* THE REQUEST:
Copy each line that contains the word "title".

* WORKING DATA:
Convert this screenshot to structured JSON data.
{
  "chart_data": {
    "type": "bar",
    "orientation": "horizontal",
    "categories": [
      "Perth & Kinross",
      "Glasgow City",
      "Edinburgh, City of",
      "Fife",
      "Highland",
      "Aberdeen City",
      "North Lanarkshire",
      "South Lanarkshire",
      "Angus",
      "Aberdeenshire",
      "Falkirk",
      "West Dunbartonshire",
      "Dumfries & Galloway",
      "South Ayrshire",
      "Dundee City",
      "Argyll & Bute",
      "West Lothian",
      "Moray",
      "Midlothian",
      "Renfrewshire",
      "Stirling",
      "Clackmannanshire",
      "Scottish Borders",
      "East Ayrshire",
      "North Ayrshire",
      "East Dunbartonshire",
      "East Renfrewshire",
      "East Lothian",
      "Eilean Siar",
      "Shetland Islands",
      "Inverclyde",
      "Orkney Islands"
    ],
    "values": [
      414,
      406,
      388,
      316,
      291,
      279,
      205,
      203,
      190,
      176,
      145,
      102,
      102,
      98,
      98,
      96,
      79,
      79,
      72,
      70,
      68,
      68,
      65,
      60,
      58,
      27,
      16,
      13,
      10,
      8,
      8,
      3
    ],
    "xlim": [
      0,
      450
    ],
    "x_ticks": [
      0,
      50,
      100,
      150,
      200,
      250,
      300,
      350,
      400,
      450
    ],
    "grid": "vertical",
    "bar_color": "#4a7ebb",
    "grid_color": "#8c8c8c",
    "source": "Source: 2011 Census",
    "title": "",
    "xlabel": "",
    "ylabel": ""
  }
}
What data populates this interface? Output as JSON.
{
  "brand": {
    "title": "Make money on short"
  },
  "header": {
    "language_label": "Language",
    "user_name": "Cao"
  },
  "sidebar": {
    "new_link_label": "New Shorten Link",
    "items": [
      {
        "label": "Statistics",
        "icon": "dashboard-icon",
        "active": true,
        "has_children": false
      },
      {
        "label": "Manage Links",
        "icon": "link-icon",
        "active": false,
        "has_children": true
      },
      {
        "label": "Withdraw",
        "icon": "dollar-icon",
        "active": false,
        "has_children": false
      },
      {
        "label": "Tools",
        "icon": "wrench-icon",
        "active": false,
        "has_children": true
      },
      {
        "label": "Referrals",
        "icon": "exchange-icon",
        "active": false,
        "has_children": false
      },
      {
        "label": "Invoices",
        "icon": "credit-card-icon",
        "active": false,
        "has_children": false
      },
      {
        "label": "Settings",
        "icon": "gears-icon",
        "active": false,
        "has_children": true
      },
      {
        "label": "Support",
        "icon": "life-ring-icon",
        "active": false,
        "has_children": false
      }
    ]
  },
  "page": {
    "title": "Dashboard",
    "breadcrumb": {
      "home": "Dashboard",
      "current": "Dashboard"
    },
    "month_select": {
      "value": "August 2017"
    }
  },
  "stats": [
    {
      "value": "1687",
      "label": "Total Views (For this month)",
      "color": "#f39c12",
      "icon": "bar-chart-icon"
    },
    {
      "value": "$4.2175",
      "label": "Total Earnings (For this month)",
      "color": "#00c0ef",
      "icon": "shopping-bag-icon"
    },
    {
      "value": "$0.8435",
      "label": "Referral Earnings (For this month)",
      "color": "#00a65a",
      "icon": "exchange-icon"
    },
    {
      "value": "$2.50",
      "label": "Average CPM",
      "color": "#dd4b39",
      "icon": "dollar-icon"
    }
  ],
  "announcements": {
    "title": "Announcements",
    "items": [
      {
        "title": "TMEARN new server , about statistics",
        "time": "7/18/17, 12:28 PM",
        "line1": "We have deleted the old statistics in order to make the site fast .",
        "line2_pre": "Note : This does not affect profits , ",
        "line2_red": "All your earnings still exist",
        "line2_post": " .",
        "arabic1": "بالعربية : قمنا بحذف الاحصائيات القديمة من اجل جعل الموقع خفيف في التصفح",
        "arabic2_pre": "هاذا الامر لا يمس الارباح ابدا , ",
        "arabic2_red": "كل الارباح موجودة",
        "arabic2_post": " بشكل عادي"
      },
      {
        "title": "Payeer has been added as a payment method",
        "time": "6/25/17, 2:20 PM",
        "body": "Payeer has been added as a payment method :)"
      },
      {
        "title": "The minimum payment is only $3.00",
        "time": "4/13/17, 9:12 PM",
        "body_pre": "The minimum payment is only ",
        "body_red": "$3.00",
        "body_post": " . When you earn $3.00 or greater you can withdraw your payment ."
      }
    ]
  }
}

* OUTPUT BELOW:
    "title": "",
    "title": "Make money on short"
    "title": "Dashboard",
    "title": "Announcements",
        "title": "TMEARN new server , about statistics",
        "title": "Payeer has been added as a payment method",
        "title": "The minimum payment is only $3.00",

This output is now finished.